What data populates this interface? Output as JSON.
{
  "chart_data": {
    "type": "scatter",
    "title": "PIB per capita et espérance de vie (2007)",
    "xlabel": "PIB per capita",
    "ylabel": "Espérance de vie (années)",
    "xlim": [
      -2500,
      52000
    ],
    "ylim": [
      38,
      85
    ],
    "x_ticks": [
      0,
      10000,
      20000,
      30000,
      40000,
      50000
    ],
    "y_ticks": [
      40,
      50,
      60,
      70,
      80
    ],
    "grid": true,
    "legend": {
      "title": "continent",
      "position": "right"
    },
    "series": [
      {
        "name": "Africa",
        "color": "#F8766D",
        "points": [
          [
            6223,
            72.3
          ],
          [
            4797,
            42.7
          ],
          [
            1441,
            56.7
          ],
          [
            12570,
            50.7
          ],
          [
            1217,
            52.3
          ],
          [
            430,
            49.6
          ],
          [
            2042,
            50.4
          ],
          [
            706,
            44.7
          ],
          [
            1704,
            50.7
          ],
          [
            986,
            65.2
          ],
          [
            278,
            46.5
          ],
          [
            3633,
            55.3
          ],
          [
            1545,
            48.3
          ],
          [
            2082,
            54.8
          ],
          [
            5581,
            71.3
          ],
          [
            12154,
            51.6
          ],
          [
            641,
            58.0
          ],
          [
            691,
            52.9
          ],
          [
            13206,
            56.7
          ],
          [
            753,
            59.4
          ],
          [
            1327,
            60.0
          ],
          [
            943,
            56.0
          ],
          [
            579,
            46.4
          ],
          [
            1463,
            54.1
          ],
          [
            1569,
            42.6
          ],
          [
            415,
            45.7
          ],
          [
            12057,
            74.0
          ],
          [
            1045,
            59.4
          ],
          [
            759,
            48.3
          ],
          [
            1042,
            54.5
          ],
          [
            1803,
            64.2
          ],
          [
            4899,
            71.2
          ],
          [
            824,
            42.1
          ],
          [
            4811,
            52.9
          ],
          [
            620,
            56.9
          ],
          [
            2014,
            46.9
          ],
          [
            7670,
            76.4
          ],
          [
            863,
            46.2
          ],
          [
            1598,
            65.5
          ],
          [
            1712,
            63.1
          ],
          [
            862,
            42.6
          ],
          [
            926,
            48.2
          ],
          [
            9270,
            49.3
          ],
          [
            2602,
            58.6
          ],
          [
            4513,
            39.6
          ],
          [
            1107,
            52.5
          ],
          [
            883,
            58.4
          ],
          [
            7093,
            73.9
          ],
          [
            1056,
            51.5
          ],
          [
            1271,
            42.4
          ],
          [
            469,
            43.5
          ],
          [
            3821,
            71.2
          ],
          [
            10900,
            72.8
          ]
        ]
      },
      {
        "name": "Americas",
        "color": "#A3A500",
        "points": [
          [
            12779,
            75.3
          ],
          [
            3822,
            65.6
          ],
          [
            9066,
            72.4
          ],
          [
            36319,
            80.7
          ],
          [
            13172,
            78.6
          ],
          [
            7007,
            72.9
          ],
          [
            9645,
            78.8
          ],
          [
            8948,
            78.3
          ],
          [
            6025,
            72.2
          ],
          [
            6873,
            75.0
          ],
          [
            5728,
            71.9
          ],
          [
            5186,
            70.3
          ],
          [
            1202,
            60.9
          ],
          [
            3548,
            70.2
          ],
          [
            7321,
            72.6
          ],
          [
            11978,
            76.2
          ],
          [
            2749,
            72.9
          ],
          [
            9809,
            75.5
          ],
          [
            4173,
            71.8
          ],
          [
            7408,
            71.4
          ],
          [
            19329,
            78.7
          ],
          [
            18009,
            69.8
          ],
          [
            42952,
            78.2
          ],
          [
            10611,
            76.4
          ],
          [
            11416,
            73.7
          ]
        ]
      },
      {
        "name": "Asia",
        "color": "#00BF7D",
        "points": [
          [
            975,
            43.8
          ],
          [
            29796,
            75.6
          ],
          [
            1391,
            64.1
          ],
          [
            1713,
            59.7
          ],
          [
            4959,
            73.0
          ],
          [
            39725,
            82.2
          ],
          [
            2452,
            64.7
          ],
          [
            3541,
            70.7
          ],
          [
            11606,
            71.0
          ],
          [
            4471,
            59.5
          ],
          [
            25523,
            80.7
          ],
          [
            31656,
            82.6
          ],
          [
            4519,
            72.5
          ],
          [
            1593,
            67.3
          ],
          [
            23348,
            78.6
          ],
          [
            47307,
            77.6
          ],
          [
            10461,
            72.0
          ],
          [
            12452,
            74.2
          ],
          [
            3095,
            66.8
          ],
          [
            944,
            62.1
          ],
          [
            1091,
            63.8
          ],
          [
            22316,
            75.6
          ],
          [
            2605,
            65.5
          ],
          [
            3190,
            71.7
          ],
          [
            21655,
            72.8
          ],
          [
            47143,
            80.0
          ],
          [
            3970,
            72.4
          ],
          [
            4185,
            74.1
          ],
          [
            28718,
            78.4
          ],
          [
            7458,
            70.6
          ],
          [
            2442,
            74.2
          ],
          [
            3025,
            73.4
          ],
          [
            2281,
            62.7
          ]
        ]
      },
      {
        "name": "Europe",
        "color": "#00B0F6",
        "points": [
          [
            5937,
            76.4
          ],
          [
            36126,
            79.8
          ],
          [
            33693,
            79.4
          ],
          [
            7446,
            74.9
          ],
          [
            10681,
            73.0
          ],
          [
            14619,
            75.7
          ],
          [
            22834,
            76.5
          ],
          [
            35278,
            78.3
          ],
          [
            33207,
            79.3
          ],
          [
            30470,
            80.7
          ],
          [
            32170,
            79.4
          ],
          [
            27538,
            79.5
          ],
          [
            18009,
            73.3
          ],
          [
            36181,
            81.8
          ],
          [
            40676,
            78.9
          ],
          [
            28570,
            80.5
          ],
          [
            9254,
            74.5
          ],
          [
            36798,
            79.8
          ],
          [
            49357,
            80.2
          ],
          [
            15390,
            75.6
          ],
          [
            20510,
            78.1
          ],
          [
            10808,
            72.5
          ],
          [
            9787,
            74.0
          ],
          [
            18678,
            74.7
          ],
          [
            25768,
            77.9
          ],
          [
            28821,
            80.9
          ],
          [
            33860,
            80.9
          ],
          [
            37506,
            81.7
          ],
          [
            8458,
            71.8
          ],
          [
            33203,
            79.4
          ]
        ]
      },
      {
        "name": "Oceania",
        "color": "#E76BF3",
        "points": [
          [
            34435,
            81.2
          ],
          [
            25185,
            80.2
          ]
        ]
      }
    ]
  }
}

━━━━━━━━

Transcribe all the entries, keeping each one exactly as it is.

What data populates this interface? Output as JSON.
{
  "chart_data": {
    "type": "scatter",
    "title": "PIB per capita et espérance de vie (2007)",
    "xlabel": "PIB per capita",
    "ylabel": "Espérance de vie (années)",
    "xlim": [
      -2500,
      52000
    ],
    "ylim": [
      38,
      85
    ],
    "x_ticks": [
      0,
      10000,
      20000,
      30000,
      40000,
      50000
    ],
    "y_ticks": [
      40,
      50,
      60,
      70,
      80
    ],
    "grid": true,
    "legend": {
      "title": "continent",
      "position": "right"
    },
    "series": [
      {
        "name": "Africa",
        "color": "#F8766D",
        "points": [
          [
            6223,
            72.3
          ],
          [
            4797,
            42.7
          ],
          [
            1441,
            56.7
          ],
          [
            12570,
            50.7
          ],
          [
            1217,
            52.3
          ],
          [
            430,
            49.6
          ],
          [
            2042,
            50.4
          ],
          [
            706,
            44.7
          ],
          [
            1704,
            50.7
          ],
          [
            986,
            65.2
          ],
          [
            278,
            46.5
          ],
          [
            3633,
            55.3
          ],
          [
            1545,
            48.3
          ],
          [
            2082,
            54.8
          ],
          [
            5581,
            71.3
          ],
          [
            12154,
            51.6
          ],
          [
            641,
            58.0
          ],
          [
            691,
            52.9
          ],
          [
            13206,
            56.7
          ],
          [
            753,
            59.4
          ],
          [
            1327,
            60.0
          ],
          [
            943,
            56.0
          ],
          [
            579,
            46.4
          ],
          [
            1463,
            54.1
          ],
          [
            1569,
            42.6
          ],
          [
            415,
            45.7
          ],
          [
            12057,
            74.0
          ],
          [
            1045,
            59.4
          ],
          [
            759,
            48.3
          ],
          [
            1042,
            54.5
          ],
          [
            1803,
            64.2
          ],
          [
            4899,
            71.2
          ],
          [
            824,
            42.1
          ],
          [
            4811,
            52.9
          ],
          [
            620,
            56.9
          ],
          [
            2014,
            46.9
          ],
          [
            7670,
            76.4
          ],
          [
            863,
            46.2
          ],
          [
            1598,
            65.5
          ],
          [
            1712,
            63.1
          ],
          [
            862,
            42.6
          ],
          [
            926,
            48.2
          ],
          [
            9270,
            49.3
          ],
          [
            2602,
            58.6
          ],
          [
            4513,
            39.6
          ],
          [
            1107,
            52.5
          ],
          [
            883,
            58.4
          ],
          [
            7093,
            73.9
          ],
          [
            1056,
            51.5
          ],
          [
            1271,
            42.4
          ],
          [
            469,
            43.5
          ],
          [
            3821,
            71.2
          ],
          [
            10900,
            72.8
          ]
        ]
      },
      {
        "name": "Americas",
        "color": "#A3A500",
        "points": [
          [
            12779,
            75.3
          ],
          [
            3822,
            65.6
          ],
          [
            9066,
            72.4
          ],
          [
            36319,
            80.7
          ],
          [
            13172,
            78.6
          ],
          [
            7007,
            72.9
          ],
          [
            9645,
            78.8
          ],
          [
            8948,
            78.3
          ],
          [
            6025,
            72.2
          ],
          [
            6873,
            75.0
          ],
          [
            5728,
            71.9
          ],
          [
            5186,
            70.3
          ],
          [
            1202,
            60.9
          ],
          [
            3548,
            70.2
          ],
          [
            7321,
            72.6
          ],
          [
            11978,
            76.2
          ],
          [
            2749,
            72.9
          ],
          [
            9809,
            75.5
          ],
          [
            4173,
            71.8
          ],
          [
            7408,
            71.4
          ],
          [
            19329,
            78.7
          ],
          [
            18009,
            69.8
          ],
          [
            42952,
            78.2
          ],
          [
            10611,
            76.4
          ],
          [
            11416,
            73.7
          ]
        ]
      },
      {
        "name": "Asia",
        "color": "#00BF7D",
        "points": [
          [
            975,
            43.8
          ],
          [
            29796,
            75.6
          ],
          [
            1391,
            64.1
          ],
          [
            1713,
            59.7
          ],
          [
            4959,
            73.0
          ],
          [
            39725,
            82.2
          ],
          [
            2452,
            64.7
          ],
          [
            3541,
            70.7
          ],
          [
            11606,
            71.0
          ],
          [
            4471,
            59.5
          ],
          [
            25523,
            80.7
          ],
          [
            31656,
            82.6
          ],
          [
            4519,
            72.5
          ],
          [
            1593,
            67.3
          ],
          [
            23348,
            78.6
          ],
          [
            47307,
            77.6
          ],
          [
            10461,
            72.0
          ],
          [
            12452,
            74.2
          ],
          [
            3095,
            66.8
          ],
          [
            944,
            62.1
          ],
          [
            1091,
            63.8
          ],
          [
            22316,
            75.6
          ],
          [
            2605,
            65.5
          ],
          [
            3190,
            71.7
          ],
          [
            21655,
            72.8
          ],
          [
            47143,
            80.0
          ],
          [
            3970,
            72.4
          ],
          [
            4185,
            74.1
          ],
          [
            28718,
            78.4
          ],
          [
            7458,
            70.6
          ],
          [
            2442,
            74.2
          ],
          [
            3025,
            73.4
          ],
          [
            2281,
            62.7
          ]
        ]
      },
      {
        "name": "Europe",
        "color": "#00B0F6",
        "points": [
          [
            5937,
            76.4
          ],
          [
            36126,
            79.8
          ],
          [
            33693,
            79.4
          ],
          [
            7446,
            74.9
          ],
          [
            10681,
            73.0
          ],
          [
            14619,
            75.7
          ],
          [
            22834,
            76.5
          ],
          [
            35278,
            78.3
          ],
          [
            33207,
            79.3
          ],
          [
            30470,
            80.7
          ],
          [
            32170,
            79.4
          ],
          [
            27538,
            79.5
          ],
          [
            18009,
            73.3
          ],
          [
            36181,
            81.8
          ],
          [
            40676,
            78.9
          ],
          [
            28570,
            80.5
          ],
          [
            9254,
            74.5
          ],
          [
            36798,
            79.8
          ],
          [
            49357,
            80.2
          ],
          [
            15390,
            75.6
          ],
          [
            20510,
            78.1
          ],
          [
            10808,
            72.5
          ],
          [
            9787,
            74.0
          ],
          [
            18678,
            74.7
          ],
          [
            25768,
            77.9
          ],
          [
            28821,
            80.9
          ],
          [
            33860,
            80.9
          ],
          [
            37506,
            81.7
          ],
          [
            8458,
            71.8
          ],
          [
            33203,
            79.4
          ]
        ]
      },
      {
        "name": "Oceania",
        "color": "#E76BF3",
        "points": [
          [
            34435,
            81.2
          ],
          [
            25185,
            80.2
          ]
        ]
      }
    ]
  }
}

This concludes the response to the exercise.